** start of RECORDS SUPPLIED **

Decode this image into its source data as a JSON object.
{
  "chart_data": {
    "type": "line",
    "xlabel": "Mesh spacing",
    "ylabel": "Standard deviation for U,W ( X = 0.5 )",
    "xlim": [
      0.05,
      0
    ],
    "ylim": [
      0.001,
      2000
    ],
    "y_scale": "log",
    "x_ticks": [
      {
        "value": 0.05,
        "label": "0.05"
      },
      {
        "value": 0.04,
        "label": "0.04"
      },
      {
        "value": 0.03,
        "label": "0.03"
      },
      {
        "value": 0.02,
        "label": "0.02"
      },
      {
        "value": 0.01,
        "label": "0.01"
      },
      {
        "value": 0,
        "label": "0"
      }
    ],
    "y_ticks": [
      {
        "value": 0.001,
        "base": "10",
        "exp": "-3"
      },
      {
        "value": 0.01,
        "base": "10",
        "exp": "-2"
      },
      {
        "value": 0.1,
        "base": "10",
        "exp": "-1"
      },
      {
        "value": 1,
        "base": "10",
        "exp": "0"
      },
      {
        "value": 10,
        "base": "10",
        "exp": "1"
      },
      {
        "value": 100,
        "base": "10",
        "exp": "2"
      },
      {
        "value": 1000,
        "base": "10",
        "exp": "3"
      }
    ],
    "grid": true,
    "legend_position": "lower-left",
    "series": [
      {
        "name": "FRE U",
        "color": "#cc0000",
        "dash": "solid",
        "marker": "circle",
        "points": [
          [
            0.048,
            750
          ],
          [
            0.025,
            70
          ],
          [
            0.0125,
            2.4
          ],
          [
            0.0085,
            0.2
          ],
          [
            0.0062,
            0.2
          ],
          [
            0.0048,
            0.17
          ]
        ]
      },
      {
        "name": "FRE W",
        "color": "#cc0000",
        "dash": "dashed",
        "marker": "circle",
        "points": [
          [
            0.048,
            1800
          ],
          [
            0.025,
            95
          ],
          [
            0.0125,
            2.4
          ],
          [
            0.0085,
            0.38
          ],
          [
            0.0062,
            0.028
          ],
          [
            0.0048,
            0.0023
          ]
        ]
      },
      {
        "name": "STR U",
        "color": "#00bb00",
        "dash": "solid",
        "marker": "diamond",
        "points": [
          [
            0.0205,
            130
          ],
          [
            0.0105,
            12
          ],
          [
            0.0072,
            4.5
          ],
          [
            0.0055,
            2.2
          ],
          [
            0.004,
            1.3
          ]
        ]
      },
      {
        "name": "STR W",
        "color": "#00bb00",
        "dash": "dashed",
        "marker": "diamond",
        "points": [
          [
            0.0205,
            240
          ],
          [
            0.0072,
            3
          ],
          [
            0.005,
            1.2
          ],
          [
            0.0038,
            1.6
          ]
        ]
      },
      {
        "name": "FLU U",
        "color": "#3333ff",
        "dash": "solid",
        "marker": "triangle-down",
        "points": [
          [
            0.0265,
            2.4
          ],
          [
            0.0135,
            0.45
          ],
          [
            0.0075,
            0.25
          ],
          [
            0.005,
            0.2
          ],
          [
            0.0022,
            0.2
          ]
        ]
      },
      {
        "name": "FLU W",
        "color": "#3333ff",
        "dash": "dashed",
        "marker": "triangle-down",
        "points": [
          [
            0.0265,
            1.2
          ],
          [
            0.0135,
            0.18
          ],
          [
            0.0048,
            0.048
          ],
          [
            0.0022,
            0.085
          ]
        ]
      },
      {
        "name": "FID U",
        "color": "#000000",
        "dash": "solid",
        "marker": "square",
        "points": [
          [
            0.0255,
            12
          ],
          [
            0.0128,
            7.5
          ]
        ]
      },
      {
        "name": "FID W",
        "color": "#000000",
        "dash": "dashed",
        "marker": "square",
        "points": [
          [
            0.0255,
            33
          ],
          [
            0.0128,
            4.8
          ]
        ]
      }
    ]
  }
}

** end of RECORDS SUPPLIED **

[PROBLEM REQUIREMENTS]
Copy out each record exactly as given, omitting none.

[RESPONSE TO THE TASK]
Decode this image into its source data as a JSON object.
{
  "chart_data": {
    "type": "line",
    "xlabel": "Mesh spacing",
    "ylabel": "Standard deviation for U,W ( X = 0.5 )",
    "xlim": [
      0.05,
      0
    ],
    "ylim": [
      0.001,
      2000
    ],
    "y_scale": "log",
    "x_ticks": [
      {
        "value": 0.05,
        "label": "0.05"
      },
      {
        "value": 0.04,
        "label": "0.04"
      },
      {
        "value": 0.03,
        "label": "0.03"
      },
      {
        "value": 0.02,
        "label": "0.02"
      },
      {
        "value": 0.01,
        "label": "0.01"
      },
      {
        "value": 0,
        "label": "0"
      }
    ],
    "y_ticks": [
      {
        "value": 0.001,
        "base": "10",
        "exp": "-3"
      },
      {
        "value": 0.01,
        "base": "10",
        "exp": "-2"
      },
      {
        "value": 0.1,
        "base": "10",
        "exp": "-1"
      },
      {
        "value": 1,
        "base": "10",
        "exp": "0"
      },
      {
        "value": 10,
        "base": "10",
        "exp": "1"
      },
      {
        "value": 100,
        "base": "10",
        "exp": "2"
      },
      {
        "value": 1000,
        "base": "10",
        "exp": "3"
      }
    ],
    "grid": true,
    "legend_position": "lower-left",
    "series": [
      {
        "name": "FRE U",
        "color": "#cc0000",
        "dash": "solid",
        "marker": "circle",
        "points": [
          [
            0.048,
            750
          ],
          [
            0.025,
            70
          ],
          [
            0.0125,
            2.4
          ],
          [
            0.0085,
            0.2
          ],
          [
            0.0062,
            0.2
          ],
          [
            0.0048,
            0.17
          ]
        ]
      },
      {
        "name": "FRE W",
        "color": "#cc0000",
        "dash": "dashed",
        "marker": "circle",
        "points": [
          [
            0.048,
            1800
          ],
          [
            0.025,
            95
          ],
          [
            0.0125,
            2.4
          ],
          [
            0.0085,
            0.38
          ],
          [
            0.0062,
            0.028
          ],
          [
            0.0048,
            0.0023
          ]
        ]
      },
      {
        "name": "STR U",
        "color": "#00bb00",
        "dash": "solid",
        "marker": "diamond",
        "points": [
          [
            0.0205,
            130
          ],
          [
            0.0105,
            12
          ],
          [
            0.0072,
            4.5
          ],
          [
            0.0055,
            2.2
          ],
          [
            0.004,
            1.3
          ]
        ]
      },
      {
        "name": "STR W",
        "color": "#00bb00",
        "dash": "dashed",
        "marker": "diamond",
        "points": [
          [
            0.0205,
            240
          ],
          [
            0.0072,
            3
          ],
          [
            0.005,
            1.2
          ],
          [
            0.0038,
            1.6
          ]
        ]
      },
      {
        "name": "FLU U",
        "color": "#3333ff",
        "dash": "solid",
        "marker": "triangle-down",
        "points": [
          [
            0.0265,
            2.4
          ],
          [
            0.0135,
            0.45
          ],
          [
            0.0075,
            0.25
          ],
          [
            0.005,
            0.2
          ],
          [
            0.0022,
            0.2
          ]
        ]
      },
      {
        "name": "FLU W",
        "color": "#3333ff",
        "dash": "dashed",
        "marker": "triangle-down",
        "points": [
          [
            0.0265,
            1.2
          ],
          [
            0.0135,
            0.18
          ],
          [
            0.0048,
            0.048
          ],
          [
            0.0022,
            0.085
          ]
        ]
      },
      {
        "name": "FID U",
        "color": "#000000",
        "dash": "solid",
        "marker": "square",
        "points": [
          [
            0.0255,
            12
          ],
          [
            0.0128,
            7.5
          ]
        ]
      },
      {
        "name": "FID W",
        "color": "#000000",
        "dash": "dashed",
        "marker": "square",
        "points": [
          [
            0.0255,
            33
          ],
          [
            0.0128,
            4.8
          ]
        ]
      }
    ]
  }
}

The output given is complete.